- **Extract**
You are a wealth of knowledge! So maybe I'll take my Immunox back?? The Daconil seems be restricted so that homeowners can limit toddler exposure. I have kids that do play in the yard but not until it's dry and usually a few days later and watered. I did read that it leaves a white film on the lawn. Have you ever used it? I want something good but all of those are $150+ a bottle. I tried to look for generic Azoxystrobin but no luck.

Do you think I should use that Daconil that I attached a pic above? I've seen that for $11 a bottle. If so where do I find the lawn dosing instructions?

Edit:
I was thinking maybe to buy Heritage G on Amazon for $80 (30lb bag) but I'm not sure if that would be enough for 6,000 sq. ft. and also if granular would do much because BP should be treated foliar. Which way should I go? :?


----------



## j4c11 (Apr 30, 2017)

If Daconil was still labeled for use in home lawns, a mix of propiconazole @ 1oz/k + Daconil @ 4oz/K every 2 weeks would do a great job on BP. It does leave a white film on the grass that persists for a long time. Or so I hear :mrgreen:

If you have kids don't chance it. Stick to propiconazole @2oz/K, it's plenty good , kept my grass safe from BP all summer and fungal pressure is very high here. Fall is around the corner.


----------



## Lawndad (May 23, 2017)

j4c11 said:


> If Daconil was still labeled for use in home lawns, a mix of propiconazole @ 1oz/k + Daconil @ 4oz/K every 2 weeks would do a great job on BP. It does leave a white film on the grass that persists for a long time. Or so I hear :mrgreen:
> 
> If you have kids don't chance it. Stick to propiconazole @2oz/K, it's plenty good , kept my grass safe from BP all summer and fungal pressure is very high here. Fall is around the corner.


Okay, sounds like a plan. I thank you again for all your help.


----------



## nclawnguy (Jun 27, 2017)

When I applied my tttf fungicide rotation of heritage, clearys 3336/or eagle and daconil, I never had any brown patch. Heritage lasts 28 days and the other 2 for 14 days.

I would apply heritage in May, then 28 days later clearys or eagle, then 14 days later daconil, then 14 days later heritage again. I continued this rotation until end of summer.

- **Information supplied**

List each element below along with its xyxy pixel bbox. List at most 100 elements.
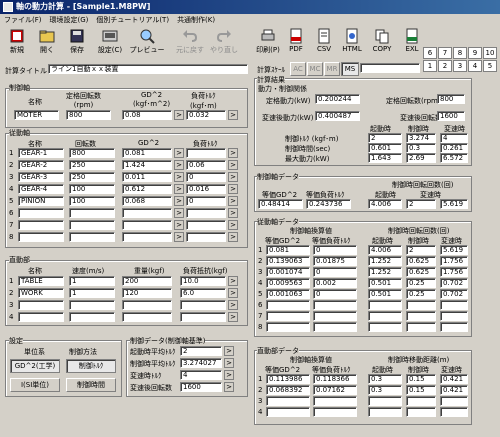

- **What you will do**
1. List the products that nclawnguy names as part of a fungicide rotation in the lawn fungicide thread.
2. Please continue the lawn fungicide thread from the point where it stops.
The material is separate from the lawn fungicide thread.

- **Results of the tasks**
1. heritage, clearys 3336, eagle, daconil

2.
----------



## Lawndad (May 23, 2017)

nclawnguy said:


> When I applied my tttf fungicide rotation of heritage, clearys 3336/or eagle and daconil, I never had any brown patch. Heritage lasts 28 days and the other 2 for 14 days.
> 
> I would apply heritage in May, then 28 days later clearys or eagle, then 14 days later daconil, then 14 days later heritage again. I continued this rotation until end of summer.


That's good to know.

Do you use Heritage in granular form?

Do you notice that white film from the Daconil that most say they see for a while?

The Cleary's AI is t-meth which is the same AI in Soctt's fungicide. I wonder if they are similar.


----------



## nclawnguy (Jun 27, 2017)

I went to all foliar apps, my lawn was only 4000 sqft and had a 4 gallon backpack sprayer. I think I read something years ago that foliar apps for brown patch were more effective than granular. Yes daconil leaves a white residue, usually gone in a week.


----------



## Lawndad (May 23, 2017)

nclawnguy said:


> I went to all foliar apps, my lawn was only 4000 sqft and had a 4 gallon backpack sprayer. I think I read something years ago that foliar apps for brown patch were more effective than granular. Yes daconil leaves a white residue, usually gone in a week.


I read the same thing so I thought the Heritage G granular wasn't going go to be that good.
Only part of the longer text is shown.